→ RECORDS
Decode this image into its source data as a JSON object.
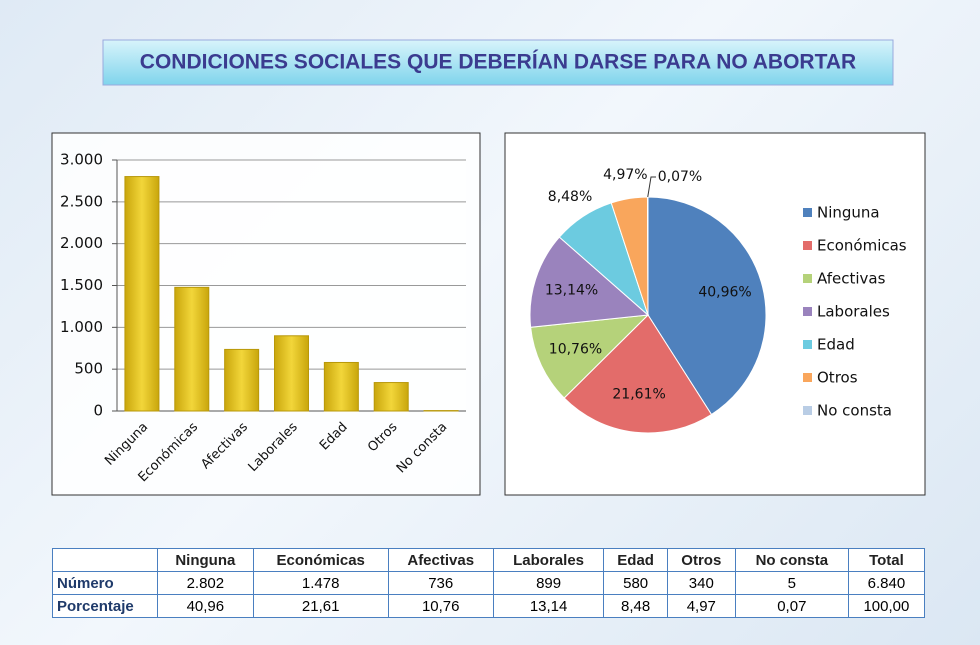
{
  "title": "CONDICIONES SOCIALES QUE DEBERÍAN DARSE PARA NO ABORTAR",
  "chart_data": [
    {
      "type": "bar",
      "categories": [
        "Ninguna",
        "Económicas",
        "Afectivas",
        "Laborales",
        "Edad",
        "Otros",
        "No consta"
      ],
      "values": [
        2802,
        1478,
        736,
        899,
        580,
        340,
        5
      ],
      "color": "#e3c21c",
      "ylim": [
        0,
        3000
      ],
      "yticks": [
        0,
        500,
        {
          "value": 1000,
          "label": "1.000"
        },
        {
          "value": 1500,
          "label": "1.500"
        },
        {
          "value": 2000,
          "label": "2.000"
        },
        {
          "value": 2500,
          "label": "2.500"
        },
        {
          "value": 3000,
          "label": "3.000"
        }
      ],
      "grid": true
    },
    {
      "type": "pie",
      "categories": [
        "Ninguna",
        "Económicas",
        "Afectivas",
        "Laborales",
        "Edad",
        "Otros",
        "No consta"
      ],
      "values": [
        40.96,
        21.61,
        10.76,
        13.14,
        8.48,
        4.97,
        0.07
      ],
      "value_labels": [
        "40,96%",
        "21,61%",
        "10,76%",
        "13,14%",
        "8,48%",
        "4,97%",
        "0,07%"
      ],
      "colors": [
        "#4f81bd",
        "#e36c6a",
        "#b5d27a",
        "#9a83bd",
        "#6ccbe0",
        "#f9a65c",
        "#b9cde5"
      ],
      "legend": "right"
    }
  ],
  "table": {
    "columns": [
      "Ninguna",
      "Económicas",
      "Afectivas",
      "Laborales",
      "Edad",
      "Otros",
      "No consta",
      "Total"
    ],
    "rows": [
      {
        "label": "Número",
        "cells": [
          "2.802",
          "1.478",
          "736",
          "899",
          "580",
          "340",
          "5",
          "6.840"
        ]
      },
      {
        "label": "Porcentaje",
        "cells": [
          "40,96",
          "21,61",
          "10,76",
          "13,14",
          "8,48",
          "4,97",
          "0,07",
          "100,00"
        ]
      }
    ]
  }
}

→ WHAT YOU WILL DO
Transcribe the records above exactly as they appear, leaving out any pictures.

→ SOLUTION FOR THIS TASK
Decode this image into its source data as a JSON object.
{
  "title": "CONDICIONES SOCIALES QUE DEBERÍAN DARSE PARA NO ABORTAR",
  "chart_data": [
    {
      "type": "bar",
      "categories": [
        "Ninguna",
        "Económicas",
        "Afectivas",
        "Laborales",
        "Edad",
        "Otros",
        "No consta"
      ],
      "values": [
        2802,
        1478,
        736,
        899,
        580,
        340,
        5
      ],
      "color": "#e3c21c",
      "ylim": [
        0,
        3000
      ],
      "yticks": [
        0,
        500,
        {
          "value": 1000,
          "label": "1.000"
        },
        {
          "value": 1500,
          "label": "1.500"
        },
        {
          "value": 2000,
          "label": "2.000"
        },
        {
          "value": 2500,
          "label": "2.500"
        },
        {
          "value": 3000,
          "label": "3.000"
        }
      ],
      "grid": true
    },
    {
      "type": "pie",
      "categories": [
        "Ninguna",
        "Económicas",
        "Afectivas",
        "Laborales",
        "Edad",
        "Otros",
        "No consta"
      ],
      "values": [
        40.96,
        21.61,
        10.76,
        13.14,
        8.48,
        4.97,
        0.07
      ],
      "value_labels": [
        "40,96%",
        "21,61%",
        "10,76%",
        "13,14%",
        "8,48%",
        "4,97%",
        "0,07%"
      ],
      "colors": [
        "#4f81bd",
        "#e36c6a",
        "#b5d27a",
        "#9a83bd",
        "#6ccbe0",
        "#f9a65c",
        "#b9cde5"
      ],
      "legend": "right"
    }
  ],
  "table": {
    "columns": [
      "Ninguna",
      "Económicas",
      "Afectivas",
      "Laborales",
      "Edad",
      "Otros",
      "No consta",
      "Total"
    ],
    "rows": [
      {
        "label": "Número",
        "cells": [
          "2.802",
          "1.478",
          "736",
          "899",
          "580",
          "340",
          "5",
          "6.840"
        ]
      },
      {
        "label": "Porcentaje",
        "cells": [
          "40,96",
          "21,61",
          "10,76",
          "13,14",
          "8,48",
          "4,97",
          "0,07",
          "100,00"
        ]
      }
    ]
  }
}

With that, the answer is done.